--- Given request ---
Pictures appear in the records below; write out everything else exactly.

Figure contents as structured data
+++
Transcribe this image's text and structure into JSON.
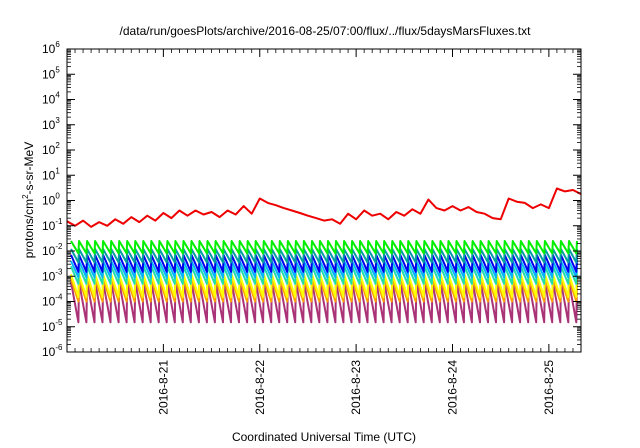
{
  "chart_data": {
    "type": "line",
    "title": "/data/run/goesPlots/archive/2016-08-25/07:00/flux/../flux/5daysMarsFluxes.txt",
    "xlabel": "Coordinated Universal Time (UTC)",
    "ylabel": {
      "prefix": "protons/cm",
      "superscript": "2",
      "suffix": "-s-sr-MeV"
    },
    "y_scale": "log",
    "ylim": [
      1e-06,
      1000000.0
    ],
    "y_ticks": [
      {
        "base": "10",
        "exp": "-6"
      },
      {
        "base": "10",
        "exp": "-5"
      },
      {
        "base": "10",
        "exp": "-4"
      },
      {
        "base": "10",
        "exp": "-3"
      },
      {
        "base": "10",
        "exp": "-2"
      },
      {
        "base": "10",
        "exp": "-1"
      },
      {
        "base": "10",
        "exp": "0"
      },
      {
        "base": "10",
        "exp": "1"
      },
      {
        "base": "10",
        "exp": "2"
      },
      {
        "base": "10",
        "exp": "3"
      },
      {
        "base": "10",
        "exp": "4"
      },
      {
        "base": "10",
        "exp": "5"
      },
      {
        "base": "10",
        "exp": "6"
      }
    ],
    "x_range": [
      "2016-08-20T00:00",
      "2016-08-25T08:00"
    ],
    "x_ticks": [
      {
        "label": "2016-8-21",
        "date": "2016-08-21"
      },
      {
        "label": "2016-8-22",
        "date": "2016-08-22"
      },
      {
        "label": "2016-8-23",
        "date": "2016-08-23"
      },
      {
        "label": "2016-8-24",
        "date": "2016-08-24"
      },
      {
        "label": "2016-8-25",
        "date": "2016-08-25"
      }
    ],
    "sawtooth_period_hours": 2,
    "series": [
      {
        "color": "#ee0000",
        "points": [
          [
            "2016-08-20T00:00",
            0.15
          ],
          [
            "2016-08-20T02:00",
            0.1
          ],
          [
            "2016-08-20T04:00",
            0.16
          ],
          [
            "2016-08-20T06:00",
            0.09
          ],
          [
            "2016-08-20T08:00",
            0.14
          ],
          [
            "2016-08-20T10:00",
            0.1
          ],
          [
            "2016-08-20T12:00",
            0.18
          ],
          [
            "2016-08-20T14:00",
            0.12
          ],
          [
            "2016-08-20T16:00",
            0.22
          ],
          [
            "2016-08-20T18:00",
            0.14
          ],
          [
            "2016-08-20T20:00",
            0.25
          ],
          [
            "2016-08-20T22:00",
            0.16
          ],
          [
            "2016-08-21T00:00",
            0.32
          ],
          [
            "2016-08-21T02:00",
            0.2
          ],
          [
            "2016-08-21T04:00",
            0.4
          ],
          [
            "2016-08-21T06:00",
            0.25
          ],
          [
            "2016-08-21T08:00",
            0.4
          ],
          [
            "2016-08-21T10:00",
            0.28
          ],
          [
            "2016-08-21T12:00",
            0.35
          ],
          [
            "2016-08-21T14:00",
            0.22
          ],
          [
            "2016-08-21T16:00",
            0.4
          ],
          [
            "2016-08-21T18:00",
            0.28
          ],
          [
            "2016-08-21T20:00",
            0.6
          ],
          [
            "2016-08-21T22:00",
            0.3
          ],
          [
            "2016-08-22T00:00",
            1.2
          ],
          [
            "2016-08-22T02:00",
            0.8
          ],
          [
            "2016-08-22T04:00",
            0.65
          ],
          [
            "2016-08-22T06:00",
            0.5
          ],
          [
            "2016-08-22T08:00",
            0.4
          ],
          [
            "2016-08-22T10:00",
            0.32
          ],
          [
            "2016-08-22T12:00",
            0.25
          ],
          [
            "2016-08-22T14:00",
            0.2
          ],
          [
            "2016-08-22T16:00",
            0.16
          ],
          [
            "2016-08-22T18:00",
            0.18
          ],
          [
            "2016-08-22T20:00",
            0.12
          ],
          [
            "2016-08-22T22:00",
            0.3
          ],
          [
            "2016-08-23T00:00",
            0.18
          ],
          [
            "2016-08-23T02:00",
            0.4
          ],
          [
            "2016-08-23T04:00",
            0.25
          ],
          [
            "2016-08-23T06:00",
            0.3
          ],
          [
            "2016-08-23T08:00",
            0.18
          ],
          [
            "2016-08-23T10:00",
            0.35
          ],
          [
            "2016-08-23T12:00",
            0.25
          ],
          [
            "2016-08-23T14:00",
            0.45
          ],
          [
            "2016-08-23T16:00",
            0.3
          ],
          [
            "2016-08-23T18:00",
            1.1
          ],
          [
            "2016-08-23T20:00",
            0.5
          ],
          [
            "2016-08-23T22:00",
            0.4
          ],
          [
            "2016-08-24T00:00",
            0.6
          ],
          [
            "2016-08-24T02:00",
            0.4
          ],
          [
            "2016-08-24T04:00",
            0.55
          ],
          [
            "2016-08-24T06:00",
            0.35
          ],
          [
            "2016-08-24T08:00",
            0.3
          ],
          [
            "2016-08-24T10:00",
            0.2
          ],
          [
            "2016-08-24T12:00",
            0.18
          ],
          [
            "2016-08-24T14:00",
            1.2
          ],
          [
            "2016-08-24T16:00",
            0.9
          ],
          [
            "2016-08-24T18:00",
            0.8
          ],
          [
            "2016-08-24T20:00",
            0.5
          ],
          [
            "2016-08-24T22:00",
            0.7
          ],
          [
            "2016-08-25T00:00",
            0.5
          ],
          [
            "2016-08-25T02:00",
            3.0
          ],
          [
            "2016-08-25T04:00",
            2.3
          ],
          [
            "2016-08-25T06:00",
            2.6
          ],
          [
            "2016-08-25T08:00",
            1.8
          ]
        ]
      },
      {
        "color": "#00ee00",
        "sawtooth": {
          "start": "2016-08-20T01:00",
          "end": "2016-08-25T08:00",
          "peak": 0.025,
          "trough": 0.008
        }
      },
      {
        "color": "#00a0a0",
        "sawtooth": {
          "start": "2016-08-20T01:00",
          "end": "2016-08-25T08:00",
          "peak": 0.012,
          "trough": 0.0035
        }
      },
      {
        "color": "#0000ee",
        "sawtooth": {
          "start": "2016-08-20T01:00",
          "end": "2016-08-25T08:00",
          "peak": 0.007,
          "trough": 0.0015
        }
      },
      {
        "color": "#00b4ff",
        "sawtooth": {
          "start": "2016-08-20T01:00",
          "end": "2016-08-25T08:00",
          "peak": 0.004,
          "trough": 0.0009
        }
      },
      {
        "color": "#22ddaa",
        "sawtooth": {
          "start": "2016-08-20T01:00",
          "end": "2016-08-25T08:00",
          "peak": 0.0025,
          "trough": 0.0005
        }
      },
      {
        "color": "#ffff00",
        "sawtooth": {
          "start": "2016-08-20T01:00",
          "end": "2016-08-25T08:00",
          "peak": 0.0012,
          "trough": 0.00015
        }
      },
      {
        "color": "#ffa000",
        "sawtooth": {
          "start": "2016-08-20T01:00",
          "end": "2016-08-25T08:00",
          "peak": 0.0008,
          "trough": 0.0001
        }
      },
      {
        "color": "#aa3377",
        "sawtooth": {
          "start": "2016-08-20T01:00",
          "end": "2016-08-25T08:00",
          "peak": 0.0006,
          "trough": 1.5e-05
        }
      }
    ]
  }
}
+++
--- Response to this exercise ---
Transcribe this image's text and structure into JSON.
{
  "chart_data": {
    "type": "line",
    "title": "/data/run/goesPlots/archive/2016-08-25/07:00/flux/../flux/5daysMarsFluxes.txt",
    "xlabel": "Coordinated Universal Time (UTC)",
    "ylabel": {
      "prefix": "protons/cm",
      "superscript": "2",
      "suffix": "-s-sr-MeV"
    },
    "y_scale": "log",
    "ylim": [
      1e-06,
      1000000.0
    ],
    "y_ticks": [
      {
        "base": "10",
        "exp": "-6"
      },
      {
        "base": "10",
        "exp": "-5"
      },
      {
        "base": "10",
        "exp": "-4"
      },
      {
        "base": "10",
        "exp": "-3"
      },
      {
        "base": "10",
        "exp": "-2"
      },
      {
        "base": "10",
        "exp": "-1"
      },
      {
        "base": "10",
        "exp": "0"
      },
      {
        "base": "10",
        "exp": "1"
      },
      {
        "base": "10",
        "exp": "2"
      },
      {
        "base": "10",
        "exp": "3"
      },
      {
        "base": "10",
        "exp": "4"
      },
      {
        "base": "10",
        "exp": "5"
      },
      {
        "base": "10",
        "exp": "6"
      }
    ],
    "x_range": [
      "2016-08-20T00:00",
      "2016-08-25T08:00"
    ],
    "x_ticks": [
      {
        "label": "2016-8-21",
        "date": "2016-08-21"
      },
      {
        "label": "2016-8-22",
        "date": "2016-08-22"
      },
      {
        "label": "2016-8-23",
        "date": "2016-08-23"
      },
      {
        "label": "2016-8-24",
        "date": "2016-08-24"
      },
      {
        "label": "2016-8-25",
        "date": "2016-08-25"
      }
    ],
    "sawtooth_period_hours": 2,
    "series": [
      {
        "color": "#ee0000",
        "points": [
          [
            "2016-08-20T00:00",
            0.15
          ],
          [
            "2016-08-20T02:00",
            0.1
          ],
          [
            "2016-08-20T04:00",
            0.16
          ],
          [
            "2016-08-20T06:00",
            0.09
          ],
          [
            "2016-08-20T08:00",
            0.14
          ],
          [
            "2016-08-20T10:00",
            0.1
          ],
          [
            "2016-08-20T12:00",
            0.18
          ],
          [
            "2016-08-20T14:00",
            0.12
          ],
          [
            "2016-08-20T16:00",
            0.22
          ],
          [
            "2016-08-20T18:00",
            0.14
          ],
          [
            "2016-08-20T20:00",
            0.25
          ],
          [
            "2016-08-20T22:00",
            0.16
          ],
          [
            "2016-08-21T00:00",
            0.32
          ],
          [
            "2016-08-21T02:00",
            0.2
          ],
          [
            "2016-08-21T04:00",
            0.4
          ],
          [
            "2016-08-21T06:00",
            0.25
          ],
          [
            "2016-08-21T08:00",
            0.4
          ],
          [
            "2016-08-21T10:00",
            0.28
          ],
          [
            "2016-08-21T12:00",
            0.35
          ],
          [
            "2016-08-21T14:00",
            0.22
          ],
          [
            "2016-08-21T16:00",
            0.4
          ],
          [
            "2016-08-21T18:00",
            0.28
          ],
          [
            "2016-08-21T20:00",
            0.6
          ],
          [
            "2016-08-21T22:00",
            0.3
          ],
          [
            "2016-08-22T00:00",
            1.2
          ],
          [
            "2016-08-22T02:00",
            0.8
          ],
          [
            "2016-08-22T04:00",
            0.65
          ],
          [
            "2016-08-22T06:00",
            0.5
          ],
          [
            "2016-08-22T08:00",
            0.4
          ],
          [
            "2016-08-22T10:00",
            0.32
          ],
          [
            "2016-08-22T12:00",
            0.25
          ],
          [
            "2016-08-22T14:00",
            0.2
          ],
          [
            "2016-08-22T16:00",
            0.16
          ],
          [
            "2016-08-22T18:00",
            0.18
          ],
          [
            "2016-08-22T20:00",
            0.12
          ],
          [
            "2016-08-22T22:00",
            0.3
          ],
          [
            "2016-08-23T00:00",
            0.18
          ],
          [
            "2016-08-23T02:00",
            0.4
          ],
          [
            "2016-08-23T04:00",
            0.25
          ],
          [
            "2016-08-23T06:00",
            0.3
          ],
          [
            "2016-08-23T08:00",
            0.18
          ],
          [
            "2016-08-23T10:00",
            0.35
          ],
          [
            "2016-08-23T12:00",
            0.25
          ],
          [
            "2016-08-23T14:00",
            0.45
          ],
          [
            "2016-08-23T16:00",
            0.3
          ],
          [
            "2016-08-23T18:00",
            1.1
          ],
          [
            "2016-08-23T20:00",
            0.5
          ],
          [
            "2016-08-23T22:00",
            0.4
          ],
          [
            "2016-08-24T00:00",
            0.6
          ],
          [
            "2016-08-24T02:00",
            0.4
          ],
          [
            "2016-08-24T04:00",
            0.55
          ],
          [
            "2016-08-24T06:00",
            0.35
          ],
          [
            "2016-08-24T08:00",
            0.3
          ],
          [
            "2016-08-24T10:00",
            0.2
          ],
          [
            "2016-08-24T12:00",
            0.18
          ],
          [
            "2016-08-24T14:00",
            1.2
          ],
          [
            "2016-08-24T16:00",
            0.9
          ],
          [
            "2016-08-24T18:00",
            0.8
          ],
          [
            "2016-08-24T20:00",
            0.5
          ],
          [
            "2016-08-24T22:00",
            0.7
          ],
          [
            "2016-08-25T00:00",
            0.5
          ],
          [
            "2016-08-25T02:00",
            3.0
          ],
          [
            "2016-08-25T04:00",
            2.3
          ],
          [
            "2016-08-25T06:00",
            2.6
          ],
          [
            "2016-08-25T08:00",
            1.8
          ]
        ]
      },
      {
        "color": "#00ee00",
        "sawtooth": {
          "start": "2016-08-20T01:00",
          "end": "2016-08-25T08:00",
          "peak": 0.025,
          "trough": 0.008
        }
      },
      {
        "color": "#00a0a0",
        "sawtooth": {
          "start": "2016-08-20T01:00",
          "end": "2016-08-25T08:00",
          "peak": 0.012,
          "trough": 0.0035
        }
      },
      {
        "color": "#0000ee",
        "sawtooth": {
          "start": "2016-08-20T01:00",
          "end": "2016-08-25T08:00",
          "peak": 0.007,
          "trough": 0.0015
        }
      },
      {
        "color": "#00b4ff",
        "sawtooth": {
          "start": "2016-08-20T01:00",
          "end": "2016-08-25T08:00",
          "peak": 0.004,
          "trough": 0.0009
        }
      },
      {
        "color": "#22ddaa",
        "sawtooth": {
          "start": "2016-08-20T01:00",
          "end": "2016-08-25T08:00",
          "peak": 0.0025,
          "trough": 0.0005
        }
      },
      {
        "color": "#ffff00",
        "sawtooth": {
          "start": "2016-08-20T01:00",
          "end": "2016-08-25T08:00",
          "peak": 0.0012,
          "trough": 0.00015
        }
      },
      {
        "color": "#ffa000",
        "sawtooth": {
          "start": "2016-08-20T01:00",
          "end": "2016-08-25T08:00",
          "peak": 0.0008,
          "trough": 0.0001
        }
      },
      {
        "color": "#aa3377",
        "sawtooth": {
          "start": "2016-08-20T01:00",
          "end": "2016-08-25T08:00",
          "peak": 0.0006,
          "trough": 1.5e-05
        }
      }
    ]
  }
}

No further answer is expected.